*Task to complete*
Copy out all of the data below word for word, keeping every line intact.

[START Extracted material]

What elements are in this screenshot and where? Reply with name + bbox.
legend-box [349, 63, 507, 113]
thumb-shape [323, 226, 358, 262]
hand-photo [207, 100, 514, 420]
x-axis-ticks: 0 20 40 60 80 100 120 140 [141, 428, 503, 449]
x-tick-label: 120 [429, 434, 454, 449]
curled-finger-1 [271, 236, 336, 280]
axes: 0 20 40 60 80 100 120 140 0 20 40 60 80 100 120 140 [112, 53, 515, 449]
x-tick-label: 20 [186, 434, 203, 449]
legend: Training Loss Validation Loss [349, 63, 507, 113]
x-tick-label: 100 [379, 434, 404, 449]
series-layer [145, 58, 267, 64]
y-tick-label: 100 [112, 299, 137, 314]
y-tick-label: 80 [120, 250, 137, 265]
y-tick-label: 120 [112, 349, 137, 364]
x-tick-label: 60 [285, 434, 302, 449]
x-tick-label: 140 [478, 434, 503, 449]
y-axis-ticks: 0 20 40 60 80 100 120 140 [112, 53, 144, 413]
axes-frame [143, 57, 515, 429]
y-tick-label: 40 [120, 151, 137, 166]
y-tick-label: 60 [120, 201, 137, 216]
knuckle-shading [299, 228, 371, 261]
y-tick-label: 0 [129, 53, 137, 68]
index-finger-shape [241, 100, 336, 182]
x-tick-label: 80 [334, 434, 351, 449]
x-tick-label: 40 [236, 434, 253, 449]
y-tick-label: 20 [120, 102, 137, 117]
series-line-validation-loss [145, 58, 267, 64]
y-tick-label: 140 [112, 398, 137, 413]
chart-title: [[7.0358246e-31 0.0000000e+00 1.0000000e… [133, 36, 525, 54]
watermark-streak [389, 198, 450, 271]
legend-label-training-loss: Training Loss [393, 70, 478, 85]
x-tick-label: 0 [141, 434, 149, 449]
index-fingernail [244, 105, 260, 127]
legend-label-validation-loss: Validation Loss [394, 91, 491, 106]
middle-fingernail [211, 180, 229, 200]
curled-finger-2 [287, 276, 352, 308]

[END Extracted material]

*Worked answer*
What elements are in this screenshot and where? Reply with name + bbox.
legend-box [349, 63, 507, 113]
thumb-shape [323, 226, 358, 262]
hand-photo [207, 100, 514, 420]
x-axis-ticks: 0 20 40 60 80 100 120 140 [141, 428, 503, 449]
x-tick-label: 120 [429, 434, 454, 449]
curled-finger-1 [271, 236, 336, 280]
axes: 0 20 40 60 80 100 120 140 0 20 40 60 80 100 120 140 [112, 53, 515, 449]
x-tick-label: 20 [186, 434, 203, 449]
legend: Training Loss Validation Loss [349, 63, 507, 113]
x-tick-label: 100 [379, 434, 404, 449]
series-layer [145, 58, 267, 64]
y-tick-label: 100 [112, 299, 137, 314]
y-tick-label: 80 [120, 250, 137, 265]
y-tick-label: 120 [112, 349, 137, 364]
x-tick-label: 60 [285, 434, 302, 449]
x-tick-label: 140 [478, 434, 503, 449]
y-axis-ticks: 0 20 40 60 80 100 120 140 [112, 53, 144, 413]
axes-frame [143, 57, 515, 429]
y-tick-label: 40 [120, 151, 137, 166]
y-tick-label: 60 [120, 201, 137, 216]
knuckle-shading [299, 228, 371, 261]
y-tick-label: 0 [129, 53, 137, 68]
index-finger-shape [241, 100, 336, 182]
x-tick-label: 80 [334, 434, 351, 449]
x-tick-label: 40 [236, 434, 253, 449]
y-tick-label: 20 [120, 102, 137, 117]
series-line-validation-loss [145, 58, 267, 64]
y-tick-label: 140 [112, 398, 137, 413]
chart-title: [[7.0358246e-31 0.0000000e+00 1.0000000e… [133, 36, 525, 54]
watermark-streak [389, 198, 450, 271]
legend-label-training-loss: Training Loss [393, 70, 478, 85]
x-tick-label: 0 [141, 434, 149, 449]
index-fingernail [244, 105, 260, 127]
legend-label-validation-loss: Validation Loss [394, 91, 491, 106]
middle-fingernail [211, 180, 229, 200]
curled-finger-2 [287, 276, 352, 308]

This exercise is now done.